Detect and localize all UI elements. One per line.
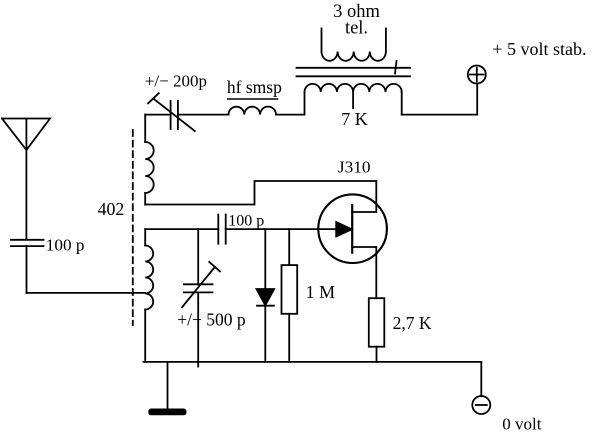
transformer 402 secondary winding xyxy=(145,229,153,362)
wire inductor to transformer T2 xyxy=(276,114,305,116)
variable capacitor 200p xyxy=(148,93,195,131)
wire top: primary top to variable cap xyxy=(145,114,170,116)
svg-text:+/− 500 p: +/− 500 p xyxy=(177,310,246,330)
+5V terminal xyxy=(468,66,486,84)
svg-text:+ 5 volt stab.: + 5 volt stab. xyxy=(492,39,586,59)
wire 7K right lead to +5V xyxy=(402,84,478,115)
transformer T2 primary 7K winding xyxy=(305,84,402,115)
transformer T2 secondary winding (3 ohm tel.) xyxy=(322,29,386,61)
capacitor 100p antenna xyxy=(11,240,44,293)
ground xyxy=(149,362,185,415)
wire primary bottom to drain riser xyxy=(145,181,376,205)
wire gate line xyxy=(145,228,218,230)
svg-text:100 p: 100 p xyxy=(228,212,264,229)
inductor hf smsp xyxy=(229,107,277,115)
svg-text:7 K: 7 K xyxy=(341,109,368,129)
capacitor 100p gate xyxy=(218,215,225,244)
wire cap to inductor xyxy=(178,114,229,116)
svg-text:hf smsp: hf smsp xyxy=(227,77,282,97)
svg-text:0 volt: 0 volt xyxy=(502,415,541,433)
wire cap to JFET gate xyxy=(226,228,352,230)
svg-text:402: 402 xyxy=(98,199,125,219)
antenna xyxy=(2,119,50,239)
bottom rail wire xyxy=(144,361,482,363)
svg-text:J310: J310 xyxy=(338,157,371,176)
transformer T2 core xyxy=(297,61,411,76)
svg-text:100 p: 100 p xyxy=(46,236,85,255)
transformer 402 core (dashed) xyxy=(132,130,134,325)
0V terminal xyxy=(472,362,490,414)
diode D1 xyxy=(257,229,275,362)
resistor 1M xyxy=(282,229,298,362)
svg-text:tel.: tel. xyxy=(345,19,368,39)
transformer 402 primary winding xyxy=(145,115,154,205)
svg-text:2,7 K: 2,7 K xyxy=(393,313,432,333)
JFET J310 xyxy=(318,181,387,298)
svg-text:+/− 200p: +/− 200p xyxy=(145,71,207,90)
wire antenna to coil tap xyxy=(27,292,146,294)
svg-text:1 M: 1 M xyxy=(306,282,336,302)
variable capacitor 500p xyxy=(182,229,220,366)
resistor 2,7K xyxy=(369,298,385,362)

--

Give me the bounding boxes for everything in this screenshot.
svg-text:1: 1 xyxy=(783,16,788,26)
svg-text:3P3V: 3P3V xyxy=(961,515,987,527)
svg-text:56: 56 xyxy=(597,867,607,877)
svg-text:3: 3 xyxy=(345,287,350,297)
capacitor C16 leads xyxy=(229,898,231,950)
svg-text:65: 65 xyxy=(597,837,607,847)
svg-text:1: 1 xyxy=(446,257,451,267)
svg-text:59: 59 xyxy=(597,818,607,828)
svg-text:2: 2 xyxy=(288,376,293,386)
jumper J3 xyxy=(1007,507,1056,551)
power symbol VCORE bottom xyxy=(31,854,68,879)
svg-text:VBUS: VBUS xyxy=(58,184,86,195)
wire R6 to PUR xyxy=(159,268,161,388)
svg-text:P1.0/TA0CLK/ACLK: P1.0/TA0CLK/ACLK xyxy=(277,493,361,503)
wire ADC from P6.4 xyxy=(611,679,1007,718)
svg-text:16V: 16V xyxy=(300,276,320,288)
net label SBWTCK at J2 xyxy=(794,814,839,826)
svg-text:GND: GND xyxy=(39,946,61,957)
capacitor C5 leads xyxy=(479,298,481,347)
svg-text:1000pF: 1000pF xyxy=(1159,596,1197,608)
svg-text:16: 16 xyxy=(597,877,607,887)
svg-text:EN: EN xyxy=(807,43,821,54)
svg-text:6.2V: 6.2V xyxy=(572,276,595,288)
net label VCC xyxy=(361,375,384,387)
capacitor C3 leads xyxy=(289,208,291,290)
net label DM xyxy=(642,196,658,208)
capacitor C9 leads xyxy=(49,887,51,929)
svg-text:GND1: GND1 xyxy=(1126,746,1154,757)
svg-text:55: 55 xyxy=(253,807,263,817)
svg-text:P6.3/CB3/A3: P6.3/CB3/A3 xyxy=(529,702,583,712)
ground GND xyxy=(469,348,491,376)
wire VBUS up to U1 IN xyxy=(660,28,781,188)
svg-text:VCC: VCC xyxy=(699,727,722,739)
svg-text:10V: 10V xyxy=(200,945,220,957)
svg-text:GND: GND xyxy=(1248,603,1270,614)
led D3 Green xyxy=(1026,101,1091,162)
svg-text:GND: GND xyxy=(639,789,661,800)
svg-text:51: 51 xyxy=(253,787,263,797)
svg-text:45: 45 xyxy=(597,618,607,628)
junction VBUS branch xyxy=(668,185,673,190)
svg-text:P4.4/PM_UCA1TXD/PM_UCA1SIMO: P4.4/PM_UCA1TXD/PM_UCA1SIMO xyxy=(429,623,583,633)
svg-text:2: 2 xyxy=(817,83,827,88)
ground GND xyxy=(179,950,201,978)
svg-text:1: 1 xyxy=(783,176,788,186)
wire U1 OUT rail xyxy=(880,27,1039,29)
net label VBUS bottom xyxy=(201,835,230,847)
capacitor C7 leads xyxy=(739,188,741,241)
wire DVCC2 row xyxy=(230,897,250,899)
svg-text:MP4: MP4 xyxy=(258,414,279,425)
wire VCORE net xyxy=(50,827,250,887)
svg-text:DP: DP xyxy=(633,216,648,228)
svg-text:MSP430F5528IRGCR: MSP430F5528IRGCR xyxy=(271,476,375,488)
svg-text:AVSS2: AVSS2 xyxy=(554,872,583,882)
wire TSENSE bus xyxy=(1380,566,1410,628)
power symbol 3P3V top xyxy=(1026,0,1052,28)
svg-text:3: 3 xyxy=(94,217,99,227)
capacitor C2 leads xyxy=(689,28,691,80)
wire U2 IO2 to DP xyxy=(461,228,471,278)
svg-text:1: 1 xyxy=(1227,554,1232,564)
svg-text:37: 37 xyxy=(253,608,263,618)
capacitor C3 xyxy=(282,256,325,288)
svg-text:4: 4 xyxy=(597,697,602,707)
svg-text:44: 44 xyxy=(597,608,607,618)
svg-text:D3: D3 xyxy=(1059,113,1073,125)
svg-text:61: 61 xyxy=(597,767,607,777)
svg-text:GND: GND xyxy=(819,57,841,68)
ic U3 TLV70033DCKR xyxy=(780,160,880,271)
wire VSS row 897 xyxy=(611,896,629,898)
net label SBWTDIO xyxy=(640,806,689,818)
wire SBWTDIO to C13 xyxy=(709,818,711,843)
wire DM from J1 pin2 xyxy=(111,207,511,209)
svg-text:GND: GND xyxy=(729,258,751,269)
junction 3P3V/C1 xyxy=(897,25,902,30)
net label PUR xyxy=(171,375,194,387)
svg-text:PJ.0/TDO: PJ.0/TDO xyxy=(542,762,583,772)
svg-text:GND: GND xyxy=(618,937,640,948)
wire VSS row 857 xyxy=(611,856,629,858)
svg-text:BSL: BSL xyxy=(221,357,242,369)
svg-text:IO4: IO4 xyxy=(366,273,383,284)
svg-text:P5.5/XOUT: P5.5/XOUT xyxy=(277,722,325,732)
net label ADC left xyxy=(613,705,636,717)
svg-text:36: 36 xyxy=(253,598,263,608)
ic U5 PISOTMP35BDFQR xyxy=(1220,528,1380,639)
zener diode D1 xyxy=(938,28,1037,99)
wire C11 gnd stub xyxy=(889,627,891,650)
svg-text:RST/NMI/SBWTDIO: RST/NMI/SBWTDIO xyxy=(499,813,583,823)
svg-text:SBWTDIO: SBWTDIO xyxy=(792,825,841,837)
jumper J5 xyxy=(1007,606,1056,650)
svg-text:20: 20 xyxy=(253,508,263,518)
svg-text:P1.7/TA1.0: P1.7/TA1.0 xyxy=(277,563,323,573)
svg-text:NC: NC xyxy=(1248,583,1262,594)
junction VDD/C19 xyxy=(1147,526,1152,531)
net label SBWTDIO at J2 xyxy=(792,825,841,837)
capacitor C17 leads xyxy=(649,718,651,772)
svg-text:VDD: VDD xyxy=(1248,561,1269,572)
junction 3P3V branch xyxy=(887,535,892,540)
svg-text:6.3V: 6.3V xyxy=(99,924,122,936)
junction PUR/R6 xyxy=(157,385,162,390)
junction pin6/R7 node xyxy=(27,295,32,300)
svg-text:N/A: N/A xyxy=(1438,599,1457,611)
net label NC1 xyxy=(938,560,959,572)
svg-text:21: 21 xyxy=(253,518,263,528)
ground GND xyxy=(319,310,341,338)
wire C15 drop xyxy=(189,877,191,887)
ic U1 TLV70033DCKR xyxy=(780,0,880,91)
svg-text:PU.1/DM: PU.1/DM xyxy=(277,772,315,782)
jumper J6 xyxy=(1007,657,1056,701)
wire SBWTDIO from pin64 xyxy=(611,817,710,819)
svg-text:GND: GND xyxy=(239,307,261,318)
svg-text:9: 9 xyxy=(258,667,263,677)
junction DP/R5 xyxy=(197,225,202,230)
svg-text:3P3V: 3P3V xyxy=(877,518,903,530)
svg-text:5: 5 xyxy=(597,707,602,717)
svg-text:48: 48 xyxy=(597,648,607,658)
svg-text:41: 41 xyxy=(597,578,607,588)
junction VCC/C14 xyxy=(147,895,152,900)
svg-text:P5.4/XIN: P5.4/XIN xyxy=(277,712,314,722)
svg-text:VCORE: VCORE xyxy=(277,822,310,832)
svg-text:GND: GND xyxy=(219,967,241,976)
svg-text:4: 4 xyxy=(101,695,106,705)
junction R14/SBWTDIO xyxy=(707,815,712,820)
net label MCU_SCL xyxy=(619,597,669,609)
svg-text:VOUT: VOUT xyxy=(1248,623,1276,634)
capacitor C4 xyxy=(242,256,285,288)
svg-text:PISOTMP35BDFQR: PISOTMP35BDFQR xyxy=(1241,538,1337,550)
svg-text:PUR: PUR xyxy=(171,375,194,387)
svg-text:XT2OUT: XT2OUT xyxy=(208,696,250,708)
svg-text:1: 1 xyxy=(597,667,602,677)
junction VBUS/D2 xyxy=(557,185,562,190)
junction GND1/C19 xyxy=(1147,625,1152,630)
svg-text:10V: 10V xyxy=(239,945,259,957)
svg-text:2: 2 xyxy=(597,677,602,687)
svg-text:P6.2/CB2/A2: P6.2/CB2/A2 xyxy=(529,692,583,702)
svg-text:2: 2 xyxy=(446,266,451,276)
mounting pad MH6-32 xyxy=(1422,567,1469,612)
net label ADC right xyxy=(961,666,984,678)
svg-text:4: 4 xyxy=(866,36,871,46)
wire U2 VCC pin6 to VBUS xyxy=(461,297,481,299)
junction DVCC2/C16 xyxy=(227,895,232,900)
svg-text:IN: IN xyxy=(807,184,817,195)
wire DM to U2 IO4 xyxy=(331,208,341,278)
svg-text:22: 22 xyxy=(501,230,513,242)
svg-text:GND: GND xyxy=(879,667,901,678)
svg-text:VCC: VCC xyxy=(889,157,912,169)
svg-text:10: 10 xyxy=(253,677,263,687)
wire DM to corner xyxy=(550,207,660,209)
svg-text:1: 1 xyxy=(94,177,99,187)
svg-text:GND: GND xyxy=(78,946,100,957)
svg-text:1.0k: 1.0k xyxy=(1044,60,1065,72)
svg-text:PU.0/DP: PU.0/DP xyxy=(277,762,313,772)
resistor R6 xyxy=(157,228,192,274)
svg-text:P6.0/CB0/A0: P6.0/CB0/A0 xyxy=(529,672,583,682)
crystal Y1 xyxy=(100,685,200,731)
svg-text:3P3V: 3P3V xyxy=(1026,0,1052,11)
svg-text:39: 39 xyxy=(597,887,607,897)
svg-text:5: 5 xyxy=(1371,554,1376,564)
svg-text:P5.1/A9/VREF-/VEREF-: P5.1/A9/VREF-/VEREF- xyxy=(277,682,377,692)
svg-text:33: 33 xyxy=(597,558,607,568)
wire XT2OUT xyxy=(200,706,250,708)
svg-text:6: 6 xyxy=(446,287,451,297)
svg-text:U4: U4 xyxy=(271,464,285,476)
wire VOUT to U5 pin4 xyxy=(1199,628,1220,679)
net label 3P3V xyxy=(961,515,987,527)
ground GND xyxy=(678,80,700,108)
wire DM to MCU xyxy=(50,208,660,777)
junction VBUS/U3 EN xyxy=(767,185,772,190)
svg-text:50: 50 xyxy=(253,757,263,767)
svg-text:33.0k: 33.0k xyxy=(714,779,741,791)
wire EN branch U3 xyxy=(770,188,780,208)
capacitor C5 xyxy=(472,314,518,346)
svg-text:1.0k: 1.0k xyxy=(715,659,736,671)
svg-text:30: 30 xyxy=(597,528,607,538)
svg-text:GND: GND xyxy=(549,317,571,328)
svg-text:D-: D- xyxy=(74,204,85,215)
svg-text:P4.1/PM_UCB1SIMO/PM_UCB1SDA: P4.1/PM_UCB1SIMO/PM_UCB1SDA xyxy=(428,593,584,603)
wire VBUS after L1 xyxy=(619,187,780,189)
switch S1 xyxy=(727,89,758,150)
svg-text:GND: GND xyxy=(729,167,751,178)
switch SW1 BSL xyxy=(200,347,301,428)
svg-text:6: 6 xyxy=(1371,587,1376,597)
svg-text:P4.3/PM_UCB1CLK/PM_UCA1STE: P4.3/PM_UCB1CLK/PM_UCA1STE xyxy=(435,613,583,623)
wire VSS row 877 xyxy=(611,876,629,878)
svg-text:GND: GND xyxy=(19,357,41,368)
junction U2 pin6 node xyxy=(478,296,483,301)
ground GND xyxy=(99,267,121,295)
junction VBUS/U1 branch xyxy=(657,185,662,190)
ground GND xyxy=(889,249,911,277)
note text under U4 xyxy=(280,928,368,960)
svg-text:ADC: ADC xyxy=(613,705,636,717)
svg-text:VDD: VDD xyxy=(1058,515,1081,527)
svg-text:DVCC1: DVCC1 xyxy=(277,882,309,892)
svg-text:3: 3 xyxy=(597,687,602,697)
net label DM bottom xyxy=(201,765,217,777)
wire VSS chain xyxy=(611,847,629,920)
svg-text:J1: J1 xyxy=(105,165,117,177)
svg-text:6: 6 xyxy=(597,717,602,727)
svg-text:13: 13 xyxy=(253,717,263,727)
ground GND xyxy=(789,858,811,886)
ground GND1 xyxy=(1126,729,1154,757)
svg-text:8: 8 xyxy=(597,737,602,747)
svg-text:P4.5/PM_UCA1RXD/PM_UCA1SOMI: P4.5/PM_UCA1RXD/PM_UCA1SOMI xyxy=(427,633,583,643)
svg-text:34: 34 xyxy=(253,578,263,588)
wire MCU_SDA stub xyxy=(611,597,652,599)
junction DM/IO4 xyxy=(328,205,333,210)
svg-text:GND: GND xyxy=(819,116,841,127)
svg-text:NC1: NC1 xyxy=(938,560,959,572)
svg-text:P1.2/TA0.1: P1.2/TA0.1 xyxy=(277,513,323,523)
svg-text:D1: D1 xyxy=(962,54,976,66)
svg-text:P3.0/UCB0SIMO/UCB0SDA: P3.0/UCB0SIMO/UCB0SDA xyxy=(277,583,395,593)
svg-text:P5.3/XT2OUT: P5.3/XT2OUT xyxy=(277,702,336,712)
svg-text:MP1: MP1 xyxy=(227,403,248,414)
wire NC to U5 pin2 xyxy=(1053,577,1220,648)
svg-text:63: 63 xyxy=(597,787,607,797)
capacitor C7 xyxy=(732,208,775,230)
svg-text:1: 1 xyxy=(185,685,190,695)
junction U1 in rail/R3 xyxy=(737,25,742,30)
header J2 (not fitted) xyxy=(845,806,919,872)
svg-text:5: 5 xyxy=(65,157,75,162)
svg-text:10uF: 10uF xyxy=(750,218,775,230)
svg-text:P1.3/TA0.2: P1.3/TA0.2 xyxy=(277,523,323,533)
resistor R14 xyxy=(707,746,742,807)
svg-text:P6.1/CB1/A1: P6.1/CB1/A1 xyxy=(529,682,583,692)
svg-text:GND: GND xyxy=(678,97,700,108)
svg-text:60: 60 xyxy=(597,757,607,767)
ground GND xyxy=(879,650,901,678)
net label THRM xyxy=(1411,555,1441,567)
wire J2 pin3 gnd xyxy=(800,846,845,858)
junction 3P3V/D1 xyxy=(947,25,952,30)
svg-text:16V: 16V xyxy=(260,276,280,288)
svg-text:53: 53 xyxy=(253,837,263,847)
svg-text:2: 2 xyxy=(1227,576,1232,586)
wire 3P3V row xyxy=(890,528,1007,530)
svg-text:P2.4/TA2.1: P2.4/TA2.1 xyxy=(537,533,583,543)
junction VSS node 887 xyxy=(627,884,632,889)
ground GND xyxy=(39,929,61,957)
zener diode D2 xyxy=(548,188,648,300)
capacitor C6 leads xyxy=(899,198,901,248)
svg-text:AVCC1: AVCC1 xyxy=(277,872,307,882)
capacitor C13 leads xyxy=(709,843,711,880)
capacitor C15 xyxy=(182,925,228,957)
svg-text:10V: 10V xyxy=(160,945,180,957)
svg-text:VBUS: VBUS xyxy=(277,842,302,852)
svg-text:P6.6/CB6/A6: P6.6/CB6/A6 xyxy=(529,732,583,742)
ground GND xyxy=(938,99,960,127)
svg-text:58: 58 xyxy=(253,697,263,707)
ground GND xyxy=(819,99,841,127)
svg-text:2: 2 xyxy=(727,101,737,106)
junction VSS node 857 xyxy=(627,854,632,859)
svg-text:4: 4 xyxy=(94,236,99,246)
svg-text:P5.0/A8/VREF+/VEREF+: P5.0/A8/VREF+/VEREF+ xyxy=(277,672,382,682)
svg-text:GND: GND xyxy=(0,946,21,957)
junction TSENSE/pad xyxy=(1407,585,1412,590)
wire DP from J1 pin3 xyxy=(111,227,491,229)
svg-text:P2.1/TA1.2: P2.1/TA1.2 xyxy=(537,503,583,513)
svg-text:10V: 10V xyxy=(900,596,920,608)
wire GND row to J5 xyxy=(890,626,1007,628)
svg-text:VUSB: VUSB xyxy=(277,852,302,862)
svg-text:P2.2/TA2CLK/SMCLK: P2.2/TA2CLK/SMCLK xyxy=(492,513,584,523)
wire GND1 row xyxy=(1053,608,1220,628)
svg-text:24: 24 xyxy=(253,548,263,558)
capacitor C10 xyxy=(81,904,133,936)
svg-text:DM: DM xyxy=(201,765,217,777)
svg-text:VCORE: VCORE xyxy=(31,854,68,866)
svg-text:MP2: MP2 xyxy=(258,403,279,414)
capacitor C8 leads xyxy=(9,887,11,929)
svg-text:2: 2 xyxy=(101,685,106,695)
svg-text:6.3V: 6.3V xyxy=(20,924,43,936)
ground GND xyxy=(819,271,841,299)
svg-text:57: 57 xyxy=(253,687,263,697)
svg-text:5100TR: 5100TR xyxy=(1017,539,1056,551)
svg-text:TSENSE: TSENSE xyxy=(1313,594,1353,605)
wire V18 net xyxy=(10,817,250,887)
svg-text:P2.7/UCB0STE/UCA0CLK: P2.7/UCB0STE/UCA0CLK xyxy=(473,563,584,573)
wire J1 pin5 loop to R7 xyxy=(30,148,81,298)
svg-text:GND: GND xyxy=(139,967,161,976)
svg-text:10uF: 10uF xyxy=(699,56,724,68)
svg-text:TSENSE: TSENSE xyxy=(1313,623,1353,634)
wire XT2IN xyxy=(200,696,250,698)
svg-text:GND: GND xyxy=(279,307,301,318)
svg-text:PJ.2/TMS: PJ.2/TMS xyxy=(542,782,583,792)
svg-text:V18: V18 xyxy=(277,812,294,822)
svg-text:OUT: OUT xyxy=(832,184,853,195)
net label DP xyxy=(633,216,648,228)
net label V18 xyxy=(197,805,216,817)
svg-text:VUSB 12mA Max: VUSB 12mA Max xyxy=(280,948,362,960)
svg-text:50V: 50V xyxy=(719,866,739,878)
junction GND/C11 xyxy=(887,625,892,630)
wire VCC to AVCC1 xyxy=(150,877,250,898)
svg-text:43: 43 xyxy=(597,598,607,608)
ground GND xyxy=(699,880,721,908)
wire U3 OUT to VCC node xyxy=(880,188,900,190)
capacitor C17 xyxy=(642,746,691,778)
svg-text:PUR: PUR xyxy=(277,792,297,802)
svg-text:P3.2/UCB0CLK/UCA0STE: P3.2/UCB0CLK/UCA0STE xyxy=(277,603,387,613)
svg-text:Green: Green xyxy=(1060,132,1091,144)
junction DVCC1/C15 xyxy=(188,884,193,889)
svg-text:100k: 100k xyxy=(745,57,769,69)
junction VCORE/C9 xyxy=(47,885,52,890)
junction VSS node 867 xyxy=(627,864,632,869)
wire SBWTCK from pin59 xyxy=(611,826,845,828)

--

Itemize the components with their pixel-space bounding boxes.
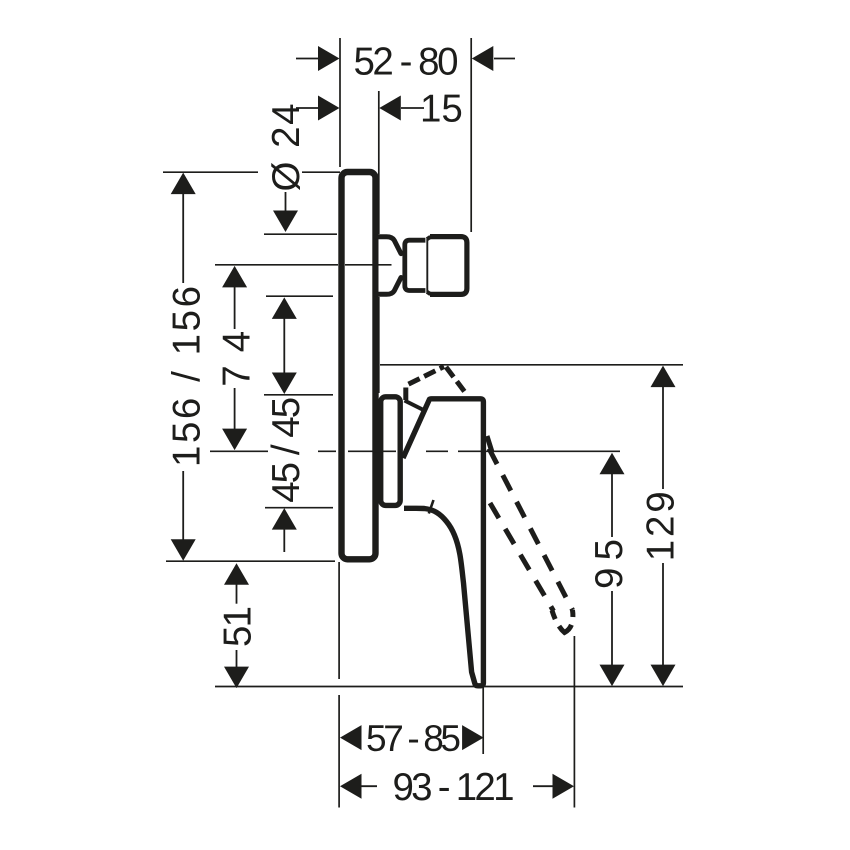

• _TASK DIRECTIONS_
Write out the data from the line containing "Detect and localize" through the line containing "svg-text:+ 5 volt", including both of those lines, and leave the pictures out.

• _WRITTEN RESPONSE_
Detect and localize all UI elements. One per line.
transformer 402 secondary winding xyxy=(145,229,153,362)
wire inductor to transformer T2 xyxy=(276,114,305,116)
variable capacitor 200p xyxy=(148,93,195,131)
wire top: primary top to variable cap xyxy=(145,114,170,116)
svg-text:+/− 500 p: +/− 500 p xyxy=(177,310,246,330)
+5V terminal xyxy=(468,66,486,84)
svg-text:+ 5 volt stab.: + 5 volt stab. xyxy=(492,39,586,59)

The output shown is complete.